## Begin
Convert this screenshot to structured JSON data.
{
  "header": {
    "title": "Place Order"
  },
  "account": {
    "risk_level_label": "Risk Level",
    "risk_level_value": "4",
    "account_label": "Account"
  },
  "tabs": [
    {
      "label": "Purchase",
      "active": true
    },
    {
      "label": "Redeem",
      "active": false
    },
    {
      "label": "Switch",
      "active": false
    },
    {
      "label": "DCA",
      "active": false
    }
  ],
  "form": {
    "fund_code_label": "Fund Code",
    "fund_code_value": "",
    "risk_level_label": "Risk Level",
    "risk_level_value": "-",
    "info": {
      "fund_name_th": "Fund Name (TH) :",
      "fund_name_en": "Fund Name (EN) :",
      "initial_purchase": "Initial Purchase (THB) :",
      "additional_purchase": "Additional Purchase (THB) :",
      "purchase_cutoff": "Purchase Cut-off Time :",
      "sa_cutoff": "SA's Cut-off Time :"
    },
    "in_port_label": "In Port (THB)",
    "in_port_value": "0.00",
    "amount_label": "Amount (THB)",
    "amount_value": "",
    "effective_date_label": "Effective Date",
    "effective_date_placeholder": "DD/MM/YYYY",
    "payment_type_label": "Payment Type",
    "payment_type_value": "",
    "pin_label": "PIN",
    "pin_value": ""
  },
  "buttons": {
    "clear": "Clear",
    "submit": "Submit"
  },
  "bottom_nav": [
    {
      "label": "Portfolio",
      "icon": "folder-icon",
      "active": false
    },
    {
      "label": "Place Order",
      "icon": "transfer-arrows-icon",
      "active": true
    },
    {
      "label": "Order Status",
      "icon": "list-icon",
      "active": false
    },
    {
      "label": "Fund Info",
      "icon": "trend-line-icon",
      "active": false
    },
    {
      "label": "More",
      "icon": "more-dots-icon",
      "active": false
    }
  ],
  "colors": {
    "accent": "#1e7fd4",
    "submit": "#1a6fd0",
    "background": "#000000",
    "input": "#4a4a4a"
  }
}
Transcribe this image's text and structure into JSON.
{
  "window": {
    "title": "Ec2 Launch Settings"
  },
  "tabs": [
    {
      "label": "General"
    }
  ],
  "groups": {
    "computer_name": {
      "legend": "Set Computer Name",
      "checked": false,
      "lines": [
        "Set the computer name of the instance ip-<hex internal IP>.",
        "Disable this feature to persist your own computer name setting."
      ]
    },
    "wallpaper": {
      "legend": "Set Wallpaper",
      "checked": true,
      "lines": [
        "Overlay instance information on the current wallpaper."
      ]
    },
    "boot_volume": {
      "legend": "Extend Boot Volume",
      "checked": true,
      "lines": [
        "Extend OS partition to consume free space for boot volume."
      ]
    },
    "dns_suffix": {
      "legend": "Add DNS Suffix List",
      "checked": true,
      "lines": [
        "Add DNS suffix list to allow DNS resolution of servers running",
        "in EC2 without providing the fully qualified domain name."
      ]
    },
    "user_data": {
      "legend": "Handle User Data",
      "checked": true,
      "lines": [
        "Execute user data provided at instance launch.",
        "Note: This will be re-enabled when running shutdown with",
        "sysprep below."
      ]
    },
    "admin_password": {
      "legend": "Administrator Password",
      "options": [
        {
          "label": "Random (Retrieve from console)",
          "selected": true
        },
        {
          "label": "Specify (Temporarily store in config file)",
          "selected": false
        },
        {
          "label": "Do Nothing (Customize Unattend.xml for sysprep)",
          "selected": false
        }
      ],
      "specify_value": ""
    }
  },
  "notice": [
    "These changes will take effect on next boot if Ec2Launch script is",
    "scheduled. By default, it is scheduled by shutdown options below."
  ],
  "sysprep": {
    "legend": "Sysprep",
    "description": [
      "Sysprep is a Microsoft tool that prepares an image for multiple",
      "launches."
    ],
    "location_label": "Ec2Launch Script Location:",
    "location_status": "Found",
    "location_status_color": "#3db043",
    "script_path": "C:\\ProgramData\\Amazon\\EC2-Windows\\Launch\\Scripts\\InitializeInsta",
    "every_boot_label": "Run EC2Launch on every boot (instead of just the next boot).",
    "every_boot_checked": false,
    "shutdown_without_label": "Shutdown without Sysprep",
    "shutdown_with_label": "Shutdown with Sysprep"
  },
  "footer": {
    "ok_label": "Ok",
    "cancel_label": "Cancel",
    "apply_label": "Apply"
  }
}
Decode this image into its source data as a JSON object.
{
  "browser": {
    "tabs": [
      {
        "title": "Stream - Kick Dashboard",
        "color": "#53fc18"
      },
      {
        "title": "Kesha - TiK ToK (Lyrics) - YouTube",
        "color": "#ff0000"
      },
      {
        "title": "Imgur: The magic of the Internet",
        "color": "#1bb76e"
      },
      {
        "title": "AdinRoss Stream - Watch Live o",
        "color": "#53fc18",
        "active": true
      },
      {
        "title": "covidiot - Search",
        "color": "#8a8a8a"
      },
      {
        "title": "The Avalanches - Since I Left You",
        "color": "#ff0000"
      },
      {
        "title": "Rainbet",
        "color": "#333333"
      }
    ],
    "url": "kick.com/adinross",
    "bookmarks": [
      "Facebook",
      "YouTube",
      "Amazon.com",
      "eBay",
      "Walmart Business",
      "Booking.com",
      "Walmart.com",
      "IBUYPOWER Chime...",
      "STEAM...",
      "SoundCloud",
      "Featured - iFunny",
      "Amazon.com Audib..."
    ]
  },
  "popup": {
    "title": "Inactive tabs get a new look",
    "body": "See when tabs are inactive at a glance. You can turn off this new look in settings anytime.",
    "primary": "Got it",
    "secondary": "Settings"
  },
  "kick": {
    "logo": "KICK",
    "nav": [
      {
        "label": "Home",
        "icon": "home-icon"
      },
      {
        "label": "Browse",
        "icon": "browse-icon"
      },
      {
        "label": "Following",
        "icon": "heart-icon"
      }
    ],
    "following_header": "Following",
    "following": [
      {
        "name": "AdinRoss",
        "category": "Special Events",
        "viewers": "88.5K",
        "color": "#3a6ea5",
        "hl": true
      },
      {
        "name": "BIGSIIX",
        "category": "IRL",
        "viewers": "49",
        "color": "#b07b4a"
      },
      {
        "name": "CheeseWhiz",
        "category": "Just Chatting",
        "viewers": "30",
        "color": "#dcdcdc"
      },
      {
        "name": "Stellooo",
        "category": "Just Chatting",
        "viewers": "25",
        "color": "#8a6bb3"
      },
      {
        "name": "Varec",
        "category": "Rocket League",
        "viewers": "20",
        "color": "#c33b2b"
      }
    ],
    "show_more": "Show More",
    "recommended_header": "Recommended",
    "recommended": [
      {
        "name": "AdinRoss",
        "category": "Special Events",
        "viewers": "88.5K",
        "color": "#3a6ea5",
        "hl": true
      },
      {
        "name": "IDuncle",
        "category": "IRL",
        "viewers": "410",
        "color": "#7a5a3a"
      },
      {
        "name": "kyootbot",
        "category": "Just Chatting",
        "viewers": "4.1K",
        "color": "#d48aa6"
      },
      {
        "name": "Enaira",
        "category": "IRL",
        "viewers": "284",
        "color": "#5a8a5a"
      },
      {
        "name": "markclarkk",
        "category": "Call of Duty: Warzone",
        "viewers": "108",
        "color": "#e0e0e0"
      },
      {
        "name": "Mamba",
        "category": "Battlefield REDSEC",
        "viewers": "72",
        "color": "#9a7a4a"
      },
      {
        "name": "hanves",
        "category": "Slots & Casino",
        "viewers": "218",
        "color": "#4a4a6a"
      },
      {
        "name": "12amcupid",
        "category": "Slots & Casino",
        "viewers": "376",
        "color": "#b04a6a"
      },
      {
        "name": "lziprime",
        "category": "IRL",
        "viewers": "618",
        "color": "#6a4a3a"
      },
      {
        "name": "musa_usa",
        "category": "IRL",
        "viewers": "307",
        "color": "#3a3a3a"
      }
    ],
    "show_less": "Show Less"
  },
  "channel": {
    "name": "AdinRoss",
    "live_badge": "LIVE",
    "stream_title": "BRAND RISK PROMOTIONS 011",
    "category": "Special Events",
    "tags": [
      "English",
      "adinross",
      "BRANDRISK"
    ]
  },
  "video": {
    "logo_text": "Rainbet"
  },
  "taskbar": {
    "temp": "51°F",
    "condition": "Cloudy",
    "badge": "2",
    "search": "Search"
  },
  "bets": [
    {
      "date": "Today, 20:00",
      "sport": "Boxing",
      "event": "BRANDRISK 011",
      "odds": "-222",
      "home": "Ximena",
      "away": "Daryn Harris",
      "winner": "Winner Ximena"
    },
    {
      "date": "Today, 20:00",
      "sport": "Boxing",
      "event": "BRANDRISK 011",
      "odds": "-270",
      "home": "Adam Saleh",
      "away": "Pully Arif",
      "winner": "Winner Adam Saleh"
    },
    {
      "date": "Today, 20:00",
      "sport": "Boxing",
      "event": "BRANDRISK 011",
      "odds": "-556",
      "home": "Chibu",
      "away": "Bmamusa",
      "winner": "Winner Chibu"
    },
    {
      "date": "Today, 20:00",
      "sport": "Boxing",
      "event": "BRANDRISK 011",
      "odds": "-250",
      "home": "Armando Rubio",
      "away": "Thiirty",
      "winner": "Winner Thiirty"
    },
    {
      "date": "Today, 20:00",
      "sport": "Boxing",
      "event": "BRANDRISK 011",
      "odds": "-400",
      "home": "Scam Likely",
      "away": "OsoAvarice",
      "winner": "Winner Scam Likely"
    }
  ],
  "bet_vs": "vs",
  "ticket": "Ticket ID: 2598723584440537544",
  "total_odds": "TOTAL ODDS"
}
## End
● Problem to work on
Lines containing the string "Show" are to be selected and copied.

● Response to this exercise
    "show_more": "Show More",
    "show_less": "Show Less"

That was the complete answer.